### TO DO
Report how many lines hold the word "baru"; give nothing but the number.

[Data items]
────────────────

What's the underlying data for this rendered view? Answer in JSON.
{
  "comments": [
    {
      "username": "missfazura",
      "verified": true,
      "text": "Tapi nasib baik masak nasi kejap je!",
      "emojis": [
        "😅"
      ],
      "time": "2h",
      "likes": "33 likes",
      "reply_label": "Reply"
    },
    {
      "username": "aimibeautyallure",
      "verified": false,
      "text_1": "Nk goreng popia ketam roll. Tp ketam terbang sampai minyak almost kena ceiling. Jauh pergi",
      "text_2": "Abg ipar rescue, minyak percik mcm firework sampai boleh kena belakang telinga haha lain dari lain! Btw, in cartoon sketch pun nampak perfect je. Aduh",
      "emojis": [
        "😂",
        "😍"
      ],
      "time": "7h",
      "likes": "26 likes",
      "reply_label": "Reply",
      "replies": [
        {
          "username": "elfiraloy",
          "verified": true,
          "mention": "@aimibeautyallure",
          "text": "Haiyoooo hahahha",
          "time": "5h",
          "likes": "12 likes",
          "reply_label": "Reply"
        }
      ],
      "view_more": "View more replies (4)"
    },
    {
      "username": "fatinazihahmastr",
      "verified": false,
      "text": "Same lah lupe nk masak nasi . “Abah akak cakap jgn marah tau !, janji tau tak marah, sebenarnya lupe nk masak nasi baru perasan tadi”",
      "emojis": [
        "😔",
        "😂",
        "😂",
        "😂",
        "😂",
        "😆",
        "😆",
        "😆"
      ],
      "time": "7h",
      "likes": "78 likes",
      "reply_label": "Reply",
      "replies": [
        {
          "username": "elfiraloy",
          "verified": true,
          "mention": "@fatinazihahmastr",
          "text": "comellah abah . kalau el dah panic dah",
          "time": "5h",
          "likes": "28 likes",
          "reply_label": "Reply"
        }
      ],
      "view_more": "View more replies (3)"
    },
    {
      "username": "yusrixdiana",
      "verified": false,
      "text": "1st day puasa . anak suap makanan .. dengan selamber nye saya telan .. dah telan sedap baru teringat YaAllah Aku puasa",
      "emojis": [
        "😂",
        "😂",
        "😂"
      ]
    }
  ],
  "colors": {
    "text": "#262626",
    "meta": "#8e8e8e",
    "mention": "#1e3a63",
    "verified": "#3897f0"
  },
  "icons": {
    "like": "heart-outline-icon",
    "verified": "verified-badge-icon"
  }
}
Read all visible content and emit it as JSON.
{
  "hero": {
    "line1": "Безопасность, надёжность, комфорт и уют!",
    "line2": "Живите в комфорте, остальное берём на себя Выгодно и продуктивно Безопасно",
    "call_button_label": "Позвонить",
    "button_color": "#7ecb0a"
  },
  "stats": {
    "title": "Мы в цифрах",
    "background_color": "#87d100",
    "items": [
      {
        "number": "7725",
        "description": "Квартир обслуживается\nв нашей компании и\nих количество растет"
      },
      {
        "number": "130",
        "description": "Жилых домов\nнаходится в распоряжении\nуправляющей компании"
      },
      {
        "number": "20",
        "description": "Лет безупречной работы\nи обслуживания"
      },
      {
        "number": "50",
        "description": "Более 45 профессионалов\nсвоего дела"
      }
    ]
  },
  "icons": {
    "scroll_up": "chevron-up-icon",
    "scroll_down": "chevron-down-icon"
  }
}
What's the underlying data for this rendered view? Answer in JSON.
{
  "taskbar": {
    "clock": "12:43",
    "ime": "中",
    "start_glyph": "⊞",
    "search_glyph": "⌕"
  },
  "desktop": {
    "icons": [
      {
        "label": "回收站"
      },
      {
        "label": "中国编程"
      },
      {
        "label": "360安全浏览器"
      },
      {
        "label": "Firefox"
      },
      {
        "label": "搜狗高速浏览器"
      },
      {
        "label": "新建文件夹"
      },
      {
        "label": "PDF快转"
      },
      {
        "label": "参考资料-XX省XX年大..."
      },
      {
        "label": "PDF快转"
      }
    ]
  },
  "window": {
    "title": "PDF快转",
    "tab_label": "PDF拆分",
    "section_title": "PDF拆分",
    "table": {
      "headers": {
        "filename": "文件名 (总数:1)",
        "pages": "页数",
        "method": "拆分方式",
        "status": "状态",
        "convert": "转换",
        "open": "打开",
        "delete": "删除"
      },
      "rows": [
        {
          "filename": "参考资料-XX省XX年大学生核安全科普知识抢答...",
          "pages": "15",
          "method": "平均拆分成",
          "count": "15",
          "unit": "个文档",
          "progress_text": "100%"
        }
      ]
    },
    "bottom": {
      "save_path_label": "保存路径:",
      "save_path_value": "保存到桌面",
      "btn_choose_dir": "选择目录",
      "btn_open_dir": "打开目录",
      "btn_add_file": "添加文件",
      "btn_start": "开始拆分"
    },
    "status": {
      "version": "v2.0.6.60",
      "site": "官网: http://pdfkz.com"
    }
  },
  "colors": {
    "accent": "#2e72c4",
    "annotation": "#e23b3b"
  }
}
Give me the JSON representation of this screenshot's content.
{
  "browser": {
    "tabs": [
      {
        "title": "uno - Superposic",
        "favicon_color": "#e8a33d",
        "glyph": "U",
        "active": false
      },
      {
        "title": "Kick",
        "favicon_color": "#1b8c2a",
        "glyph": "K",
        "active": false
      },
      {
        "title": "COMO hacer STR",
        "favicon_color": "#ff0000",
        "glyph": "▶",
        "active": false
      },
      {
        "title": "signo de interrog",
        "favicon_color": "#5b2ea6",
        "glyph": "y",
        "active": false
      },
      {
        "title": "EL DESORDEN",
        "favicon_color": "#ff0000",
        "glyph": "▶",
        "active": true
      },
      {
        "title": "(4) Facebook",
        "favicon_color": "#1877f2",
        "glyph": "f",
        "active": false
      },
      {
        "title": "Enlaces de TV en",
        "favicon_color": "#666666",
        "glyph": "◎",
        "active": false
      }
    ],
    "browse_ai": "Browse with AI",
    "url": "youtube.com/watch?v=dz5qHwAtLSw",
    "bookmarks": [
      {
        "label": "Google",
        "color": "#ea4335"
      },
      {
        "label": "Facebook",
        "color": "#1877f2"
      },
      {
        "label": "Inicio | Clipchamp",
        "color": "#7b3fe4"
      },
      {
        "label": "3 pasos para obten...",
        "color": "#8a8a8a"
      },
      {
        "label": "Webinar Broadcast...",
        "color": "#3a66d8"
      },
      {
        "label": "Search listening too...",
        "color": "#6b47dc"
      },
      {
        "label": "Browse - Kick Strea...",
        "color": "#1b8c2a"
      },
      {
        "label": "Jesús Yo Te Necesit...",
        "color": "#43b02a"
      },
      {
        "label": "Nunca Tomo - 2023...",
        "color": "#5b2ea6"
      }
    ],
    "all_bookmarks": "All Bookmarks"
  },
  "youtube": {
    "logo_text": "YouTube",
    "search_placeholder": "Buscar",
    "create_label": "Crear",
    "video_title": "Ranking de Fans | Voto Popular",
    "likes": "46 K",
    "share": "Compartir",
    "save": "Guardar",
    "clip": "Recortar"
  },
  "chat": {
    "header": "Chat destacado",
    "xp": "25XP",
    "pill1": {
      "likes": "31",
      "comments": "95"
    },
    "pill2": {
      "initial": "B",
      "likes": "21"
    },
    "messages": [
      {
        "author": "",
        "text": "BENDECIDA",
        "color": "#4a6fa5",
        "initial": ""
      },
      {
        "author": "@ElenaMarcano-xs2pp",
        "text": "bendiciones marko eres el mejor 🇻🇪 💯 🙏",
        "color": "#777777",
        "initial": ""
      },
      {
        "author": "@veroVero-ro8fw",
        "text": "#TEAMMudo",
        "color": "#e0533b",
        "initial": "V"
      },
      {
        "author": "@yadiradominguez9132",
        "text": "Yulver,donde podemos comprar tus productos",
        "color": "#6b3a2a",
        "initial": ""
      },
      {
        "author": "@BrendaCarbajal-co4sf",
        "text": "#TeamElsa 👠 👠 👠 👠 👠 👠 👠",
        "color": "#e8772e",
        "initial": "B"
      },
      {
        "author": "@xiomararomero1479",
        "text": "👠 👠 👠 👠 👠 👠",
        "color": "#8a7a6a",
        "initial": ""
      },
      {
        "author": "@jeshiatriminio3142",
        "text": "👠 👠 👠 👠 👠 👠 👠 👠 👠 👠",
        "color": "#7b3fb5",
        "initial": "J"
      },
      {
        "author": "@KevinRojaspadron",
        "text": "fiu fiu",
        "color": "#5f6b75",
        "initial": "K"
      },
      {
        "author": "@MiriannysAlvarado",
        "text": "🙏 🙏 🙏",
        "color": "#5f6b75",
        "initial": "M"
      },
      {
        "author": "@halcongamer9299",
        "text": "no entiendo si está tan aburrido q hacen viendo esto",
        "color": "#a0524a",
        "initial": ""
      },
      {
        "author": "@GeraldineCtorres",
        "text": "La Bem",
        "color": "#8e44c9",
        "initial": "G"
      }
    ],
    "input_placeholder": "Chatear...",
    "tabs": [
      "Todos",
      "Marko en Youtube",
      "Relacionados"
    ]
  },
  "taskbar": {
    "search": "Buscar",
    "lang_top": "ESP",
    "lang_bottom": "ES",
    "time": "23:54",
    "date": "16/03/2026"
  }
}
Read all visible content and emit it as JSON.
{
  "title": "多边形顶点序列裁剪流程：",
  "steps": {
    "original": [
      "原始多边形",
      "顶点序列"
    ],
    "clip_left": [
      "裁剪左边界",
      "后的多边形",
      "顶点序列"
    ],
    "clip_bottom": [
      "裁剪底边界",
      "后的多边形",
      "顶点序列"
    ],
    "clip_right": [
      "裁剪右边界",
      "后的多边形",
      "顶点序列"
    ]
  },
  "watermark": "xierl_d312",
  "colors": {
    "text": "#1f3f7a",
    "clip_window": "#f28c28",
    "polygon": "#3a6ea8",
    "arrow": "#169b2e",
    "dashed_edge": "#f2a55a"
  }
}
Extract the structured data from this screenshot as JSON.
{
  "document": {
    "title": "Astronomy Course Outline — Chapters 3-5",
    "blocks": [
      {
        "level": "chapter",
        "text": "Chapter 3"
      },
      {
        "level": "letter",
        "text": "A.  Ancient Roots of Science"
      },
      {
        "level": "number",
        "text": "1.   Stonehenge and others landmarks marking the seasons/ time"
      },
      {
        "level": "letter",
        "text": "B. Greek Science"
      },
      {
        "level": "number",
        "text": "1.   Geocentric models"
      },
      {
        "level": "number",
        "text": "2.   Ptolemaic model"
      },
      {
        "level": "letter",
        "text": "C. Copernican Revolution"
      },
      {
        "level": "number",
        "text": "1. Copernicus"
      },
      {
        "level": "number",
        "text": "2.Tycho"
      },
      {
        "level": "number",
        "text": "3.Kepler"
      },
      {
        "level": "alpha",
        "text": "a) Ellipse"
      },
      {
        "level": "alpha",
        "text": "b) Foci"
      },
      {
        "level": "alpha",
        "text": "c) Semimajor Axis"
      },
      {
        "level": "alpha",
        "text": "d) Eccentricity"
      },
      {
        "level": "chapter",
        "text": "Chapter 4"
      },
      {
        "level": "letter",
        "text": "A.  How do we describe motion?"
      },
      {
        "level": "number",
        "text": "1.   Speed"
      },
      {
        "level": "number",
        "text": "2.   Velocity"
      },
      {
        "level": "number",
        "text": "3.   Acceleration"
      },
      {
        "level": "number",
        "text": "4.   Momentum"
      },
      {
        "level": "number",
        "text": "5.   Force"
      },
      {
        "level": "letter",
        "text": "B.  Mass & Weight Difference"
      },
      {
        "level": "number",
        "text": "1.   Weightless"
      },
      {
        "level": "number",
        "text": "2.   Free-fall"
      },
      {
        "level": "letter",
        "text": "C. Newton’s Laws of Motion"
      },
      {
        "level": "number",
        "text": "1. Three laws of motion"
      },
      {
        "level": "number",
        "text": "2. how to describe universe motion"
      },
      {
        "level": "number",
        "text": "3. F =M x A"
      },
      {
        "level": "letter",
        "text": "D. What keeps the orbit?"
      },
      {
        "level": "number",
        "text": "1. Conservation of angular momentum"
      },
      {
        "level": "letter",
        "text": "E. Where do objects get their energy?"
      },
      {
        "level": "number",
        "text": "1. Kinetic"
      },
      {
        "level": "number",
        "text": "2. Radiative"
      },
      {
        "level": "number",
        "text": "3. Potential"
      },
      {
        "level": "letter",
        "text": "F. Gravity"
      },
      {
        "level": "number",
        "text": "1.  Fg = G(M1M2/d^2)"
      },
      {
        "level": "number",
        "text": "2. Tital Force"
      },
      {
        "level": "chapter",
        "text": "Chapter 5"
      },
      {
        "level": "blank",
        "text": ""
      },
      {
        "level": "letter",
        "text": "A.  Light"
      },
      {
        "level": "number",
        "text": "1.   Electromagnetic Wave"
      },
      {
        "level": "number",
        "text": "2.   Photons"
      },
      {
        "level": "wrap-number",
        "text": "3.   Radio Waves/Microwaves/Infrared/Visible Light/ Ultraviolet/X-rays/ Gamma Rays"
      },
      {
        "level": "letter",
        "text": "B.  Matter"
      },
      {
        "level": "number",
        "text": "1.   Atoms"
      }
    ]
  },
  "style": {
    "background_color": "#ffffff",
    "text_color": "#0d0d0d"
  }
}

────────────────

### FINAL ANSWER
2